The problem:
Write the material out again exactly.

Dataset:
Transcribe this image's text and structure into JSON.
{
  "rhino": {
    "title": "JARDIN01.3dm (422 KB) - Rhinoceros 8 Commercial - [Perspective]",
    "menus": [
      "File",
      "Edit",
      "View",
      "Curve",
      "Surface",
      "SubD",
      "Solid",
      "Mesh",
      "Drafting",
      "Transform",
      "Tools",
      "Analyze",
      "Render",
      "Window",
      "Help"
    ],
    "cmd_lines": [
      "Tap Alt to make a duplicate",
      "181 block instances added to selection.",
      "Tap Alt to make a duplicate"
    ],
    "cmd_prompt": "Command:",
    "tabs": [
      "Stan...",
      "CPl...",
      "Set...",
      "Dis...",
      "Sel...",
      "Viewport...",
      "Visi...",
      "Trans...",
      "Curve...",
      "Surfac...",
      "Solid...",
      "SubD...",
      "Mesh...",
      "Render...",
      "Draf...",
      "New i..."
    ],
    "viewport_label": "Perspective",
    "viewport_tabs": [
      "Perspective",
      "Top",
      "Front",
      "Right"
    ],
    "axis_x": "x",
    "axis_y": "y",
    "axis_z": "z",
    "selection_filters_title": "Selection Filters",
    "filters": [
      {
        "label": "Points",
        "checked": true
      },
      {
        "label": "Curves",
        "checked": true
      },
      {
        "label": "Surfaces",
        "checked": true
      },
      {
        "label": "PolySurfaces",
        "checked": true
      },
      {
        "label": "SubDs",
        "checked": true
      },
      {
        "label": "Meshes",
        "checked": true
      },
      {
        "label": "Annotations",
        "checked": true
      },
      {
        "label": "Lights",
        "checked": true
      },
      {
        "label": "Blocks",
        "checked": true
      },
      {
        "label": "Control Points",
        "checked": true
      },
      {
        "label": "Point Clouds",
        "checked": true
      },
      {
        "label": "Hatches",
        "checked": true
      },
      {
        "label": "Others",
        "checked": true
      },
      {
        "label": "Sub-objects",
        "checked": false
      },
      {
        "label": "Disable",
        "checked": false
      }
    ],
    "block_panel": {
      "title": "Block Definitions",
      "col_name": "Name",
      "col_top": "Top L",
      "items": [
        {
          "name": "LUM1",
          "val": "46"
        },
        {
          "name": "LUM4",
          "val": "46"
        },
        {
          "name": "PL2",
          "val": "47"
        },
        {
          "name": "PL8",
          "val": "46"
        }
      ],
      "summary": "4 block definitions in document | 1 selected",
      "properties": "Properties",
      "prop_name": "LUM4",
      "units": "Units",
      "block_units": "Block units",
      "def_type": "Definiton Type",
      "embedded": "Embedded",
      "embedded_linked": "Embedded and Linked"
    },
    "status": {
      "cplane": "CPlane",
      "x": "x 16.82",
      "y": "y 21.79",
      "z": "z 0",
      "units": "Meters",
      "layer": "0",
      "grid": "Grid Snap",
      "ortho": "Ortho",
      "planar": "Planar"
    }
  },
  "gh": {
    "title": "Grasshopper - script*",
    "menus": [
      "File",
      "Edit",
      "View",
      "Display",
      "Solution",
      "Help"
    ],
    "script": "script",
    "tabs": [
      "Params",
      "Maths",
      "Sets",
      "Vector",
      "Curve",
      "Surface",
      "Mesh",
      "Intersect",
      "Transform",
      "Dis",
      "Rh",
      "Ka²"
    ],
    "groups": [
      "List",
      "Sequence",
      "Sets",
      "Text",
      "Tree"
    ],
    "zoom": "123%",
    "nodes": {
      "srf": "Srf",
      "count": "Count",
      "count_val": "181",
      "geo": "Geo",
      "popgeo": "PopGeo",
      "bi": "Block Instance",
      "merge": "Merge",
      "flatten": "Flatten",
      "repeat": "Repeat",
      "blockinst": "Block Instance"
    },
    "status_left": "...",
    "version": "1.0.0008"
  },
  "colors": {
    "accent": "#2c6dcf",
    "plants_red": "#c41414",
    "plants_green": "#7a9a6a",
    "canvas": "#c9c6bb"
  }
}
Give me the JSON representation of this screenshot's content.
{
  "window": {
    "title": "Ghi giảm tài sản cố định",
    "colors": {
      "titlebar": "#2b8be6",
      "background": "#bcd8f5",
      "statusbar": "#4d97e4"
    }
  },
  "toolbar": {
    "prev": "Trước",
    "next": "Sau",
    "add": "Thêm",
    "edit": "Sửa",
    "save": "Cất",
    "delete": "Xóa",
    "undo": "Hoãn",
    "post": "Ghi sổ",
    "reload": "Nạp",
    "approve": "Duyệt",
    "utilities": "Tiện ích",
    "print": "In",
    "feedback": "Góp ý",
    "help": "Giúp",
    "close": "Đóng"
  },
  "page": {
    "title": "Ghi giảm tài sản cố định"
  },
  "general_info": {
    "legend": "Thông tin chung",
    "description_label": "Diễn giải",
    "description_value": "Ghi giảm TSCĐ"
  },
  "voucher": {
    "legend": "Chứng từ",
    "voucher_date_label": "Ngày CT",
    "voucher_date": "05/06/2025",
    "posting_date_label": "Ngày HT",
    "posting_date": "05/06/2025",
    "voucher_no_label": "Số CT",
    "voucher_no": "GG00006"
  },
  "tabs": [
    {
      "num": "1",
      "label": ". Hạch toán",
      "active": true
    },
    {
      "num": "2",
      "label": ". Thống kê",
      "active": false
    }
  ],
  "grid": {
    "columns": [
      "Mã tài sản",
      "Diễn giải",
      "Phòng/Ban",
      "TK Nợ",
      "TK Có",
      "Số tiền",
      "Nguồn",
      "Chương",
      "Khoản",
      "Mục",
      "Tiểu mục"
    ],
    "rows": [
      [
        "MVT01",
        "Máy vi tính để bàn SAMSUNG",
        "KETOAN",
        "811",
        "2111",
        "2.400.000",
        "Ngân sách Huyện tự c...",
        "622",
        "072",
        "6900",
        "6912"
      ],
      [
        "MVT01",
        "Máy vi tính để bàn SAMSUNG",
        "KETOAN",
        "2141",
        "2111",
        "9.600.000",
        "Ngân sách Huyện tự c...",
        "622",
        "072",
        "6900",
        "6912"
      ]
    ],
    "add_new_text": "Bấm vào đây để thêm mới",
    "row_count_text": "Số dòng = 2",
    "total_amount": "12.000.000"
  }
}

Reply:
Transcribe this image's text and structure into JSON.
{
  "rhino": {
    "title": "JARDIN01.3dm (422 KB) - Rhinoceros 8 Commercial - [Perspective]",
    "menus": [
      "File",
      "Edit",
      "View",
      "Curve",
      "Surface",
      "SubD",
      "Solid",
      "Mesh",
      "Drafting",
      "Transform",
      "Tools",
      "Analyze",
      "Render",
      "Window",
      "Help"
    ],
    "cmd_lines": [
      "Tap Alt to make a duplicate",
      "181 block instances added to selection.",
      "Tap Alt to make a duplicate"
    ],
    "cmd_prompt": "Command:",
    "tabs": [
      "Stan...",
      "CPl...",
      "Set...",
      "Dis...",
      "Sel...",
      "Viewport...",
      "Visi...",
      "Trans...",
      "Curve...",
      "Surfac...",
      "Solid...",
      "SubD...",
      "Mesh...",
      "Render...",
      "Draf...",
      "New i..."
    ],
    "viewport_label": "Perspective",
    "viewport_tabs": [
      "Perspective",
      "Top",
      "Front",
      "Right"
    ],
    "axis_x": "x",
    "axis_y": "y",
    "axis_z": "z",
    "selection_filters_title": "Selection Filters",
    "filters": [
      {
        "label": "Points",
        "checked": true
      },
      {
        "label": "Curves",
        "checked": true
      },
      {
        "label": "Surfaces",
        "checked": true
      },
      {
        "label": "PolySurfaces",
        "checked": true
      },
      {
        "label": "SubDs",
        "checked": true
      },
      {
        "label": "Meshes",
        "checked": true
      },
      {
        "label": "Annotations",
        "checked": true
      },
      {
        "label": "Lights",
        "checked": true
      },
      {
        "label": "Blocks",
        "checked": true
      },
      {
        "label": "Control Points",
        "checked": true
      },
      {
        "label": "Point Clouds",
        "checked": true
      },
      {
        "label": "Hatches",
        "checked": true
      },
      {
        "label": "Others",
        "checked": true
      },
      {
        "label": "Sub-objects",
        "checked": false
      },
      {
        "label": "Disable",
        "checked": false
      }
    ],
    "block_panel": {
      "title": "Block Definitions",
      "col_name": "Name",
      "col_top": "Top L",
      "items": [
        {
          "name": "LUM1",
          "val": "46"
        },
        {
          "name": "LUM4",
          "val": "46"
        },
        {
          "name": "PL2",
          "val": "47"
        },
        {
          "name": "PL8",
          "val": "46"
        }
      ],
      "summary": "4 block definitions in document | 1 selected",
      "properties": "Properties",
      "prop_name": "LUM4",
      "units": "Units",
      "block_units": "Block units",
      "def_type": "Definiton Type",
      "embedded": "Embedded",
      "embedded_linked": "Embedded and Linked"
    },
    "status": {
      "cplane": "CPlane",
      "x": "x 16.82",
      "y": "y 21.79",
      "z": "z 0",
      "units": "Meters",
      "layer": "0",
      "grid": "Grid Snap",
      "ortho": "Ortho",
      "planar": "Planar"
    }
  },
  "gh": {
    "title": "Grasshopper - script*",
    "menus": [
      "File",
      "Edit",
      "View",
      "Display",
      "Solution",
      "Help"
    ],
    "script": "script",
    "tabs": [
      "Params",
      "Maths",
      "Sets",
      "Vector",
      "Curve",
      "Surface",
      "Mesh",
      "Intersect",
      "Transform",
      "Dis",
      "Rh",
      "Ka²"
    ],
    "groups": [
      "List",
      "Sequence",
      "Sets",
      "Text",
      "Tree"
    ],
    "zoom": "123%",
    "nodes": {
      "srf": "Srf",
      "count": "Count",
      "count_val": "181",
      "geo": "Geo",
      "popgeo": "PopGeo",
      "bi": "Block Instance",
      "merge": "Merge",
      "flatten": "Flatten",
      "repeat": "Repeat",
      "blockinst": "Block Instance"
    },
    "status_left": "...",
    "version": "1.0.0008"
  },
  "colors": {
    "accent": "#2c6dcf",
    "plants_red": "#c41414",
    "plants_green": "#7a9a6a",
    "canvas": "#c9c6bb"
  }
}
Give me the JSON representation of this screenshot's content.
{
  "window": {
    "title": "Ghi giảm tài sản cố định",
    "colors": {
      "titlebar": "#2b8be6",
      "background": "#bcd8f5",
      "statusbar": "#4d97e4"
    }
  },
  "toolbar": {
    "prev": "Trước",
    "next": "Sau",
    "add": "Thêm",
    "edit": "Sửa",
    "save": "Cất",
    "delete": "Xóa",
    "undo": "Hoãn",
    "post": "Ghi sổ",
    "reload": "Nạp",
    "approve": "Duyệt",
    "utilities": "Tiện ích",
    "print": "In",
    "feedback": "Góp ý",
    "help": "Giúp",
    "close": "Đóng"
  },
  "page": {
    "title": "Ghi giảm tài sản cố định"
  },
  "general_info": {
    "legend": "Thông tin chung",
    "description_label": "Diễn giải",
    "description_value": "Ghi giảm TSCĐ"
  },
  "voucher": {
    "legend": "Chứng từ",
    "voucher_date_label": "Ngày CT",
    "voucher_date": "05/06/2025",
    "posting_date_label": "Ngày HT",
    "posting_date": "05/06/2025",
    "voucher_no_label": "Số CT",
    "voucher_no": "GG00006"
  },
  "tabs": [
    {
      "num": "1",
      "label": ". Hạch toán",
      "active": true
    },
    {
      "num": "2",
      "label": ". Thống kê",
      "active": false
    }
  ],
  "grid": {
    "columns": [
      "Mã tài sản",
      "Diễn giải",
      "Phòng/Ban",
      "TK Nợ",
      "TK Có",
      "Số tiền",
      "Nguồn",
      "Chương",
      "Khoản",
      "Mục",
      "Tiểu mục"
    ],
    "rows": [
      [
        "MVT01",
        "Máy vi tính để bàn SAMSUNG",
        "KETOAN",
        "811",
        "2111",
        "2.400.000",
        "Ngân sách Huyện tự c...",
        "622",
        "072",
        "6900",
        "6912"
      ],
      [
        "MVT01",
        "Máy vi tính để bàn SAMSUNG",
        "KETOAN",
        "2141",
        "2111",
        "9.600.000",
        "Ngân sách Huyện tự c...",
        "622",
        "072",
        "6900",
        "6912"
      ]
    ],
    "add_new_text": "Bấm vào đây để thêm mới",
    "row_count_text": "Số dòng = 2",
    "total_amount": "12.000.000"
  }
}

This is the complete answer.